● Task objective: In the listing below, locate the lines bearing the word "solver". Copy every one of them.

☆ ☆ ☆ ☆

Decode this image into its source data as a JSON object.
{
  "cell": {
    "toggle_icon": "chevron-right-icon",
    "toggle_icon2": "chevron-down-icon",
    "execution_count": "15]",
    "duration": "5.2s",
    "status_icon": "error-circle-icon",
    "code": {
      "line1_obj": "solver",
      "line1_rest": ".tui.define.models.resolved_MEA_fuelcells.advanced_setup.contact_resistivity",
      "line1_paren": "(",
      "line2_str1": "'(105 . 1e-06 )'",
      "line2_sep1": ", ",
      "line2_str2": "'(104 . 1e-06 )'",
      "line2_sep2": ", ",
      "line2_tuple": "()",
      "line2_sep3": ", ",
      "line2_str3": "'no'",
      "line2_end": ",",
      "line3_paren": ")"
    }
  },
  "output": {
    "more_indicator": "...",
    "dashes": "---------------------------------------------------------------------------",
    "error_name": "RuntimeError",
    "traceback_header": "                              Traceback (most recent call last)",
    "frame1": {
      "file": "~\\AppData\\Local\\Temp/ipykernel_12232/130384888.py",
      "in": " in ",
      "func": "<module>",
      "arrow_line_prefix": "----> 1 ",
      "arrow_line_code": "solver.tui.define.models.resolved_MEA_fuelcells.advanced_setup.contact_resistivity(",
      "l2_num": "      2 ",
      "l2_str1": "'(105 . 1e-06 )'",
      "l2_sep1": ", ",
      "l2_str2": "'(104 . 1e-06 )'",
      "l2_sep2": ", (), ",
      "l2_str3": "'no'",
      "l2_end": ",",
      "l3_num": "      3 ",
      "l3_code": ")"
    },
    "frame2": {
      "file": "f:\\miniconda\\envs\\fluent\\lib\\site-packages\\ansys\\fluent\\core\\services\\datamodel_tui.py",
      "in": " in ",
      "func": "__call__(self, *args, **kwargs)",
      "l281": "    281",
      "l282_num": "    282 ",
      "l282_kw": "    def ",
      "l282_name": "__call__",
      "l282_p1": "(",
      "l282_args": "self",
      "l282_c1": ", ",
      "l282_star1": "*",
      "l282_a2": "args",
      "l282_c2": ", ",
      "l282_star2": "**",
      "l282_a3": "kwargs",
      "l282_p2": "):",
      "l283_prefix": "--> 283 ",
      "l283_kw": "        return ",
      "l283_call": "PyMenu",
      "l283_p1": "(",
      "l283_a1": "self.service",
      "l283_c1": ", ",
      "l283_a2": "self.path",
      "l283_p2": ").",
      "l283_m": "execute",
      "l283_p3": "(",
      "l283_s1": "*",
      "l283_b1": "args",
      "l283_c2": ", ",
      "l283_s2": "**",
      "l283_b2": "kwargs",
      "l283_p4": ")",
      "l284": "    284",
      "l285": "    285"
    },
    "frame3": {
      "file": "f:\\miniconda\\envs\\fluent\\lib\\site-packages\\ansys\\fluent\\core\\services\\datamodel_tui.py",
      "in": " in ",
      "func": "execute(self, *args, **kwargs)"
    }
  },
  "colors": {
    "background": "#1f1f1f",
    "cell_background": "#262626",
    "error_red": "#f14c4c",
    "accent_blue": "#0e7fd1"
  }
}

☆ ☆ ☆ ☆

● Written reply:
      "line1_obj": "solver",
      "arrow_line_code": "solver.tui.define.models.resolved_MEA_fuelcells.advanced_setup.contact_resistivity(",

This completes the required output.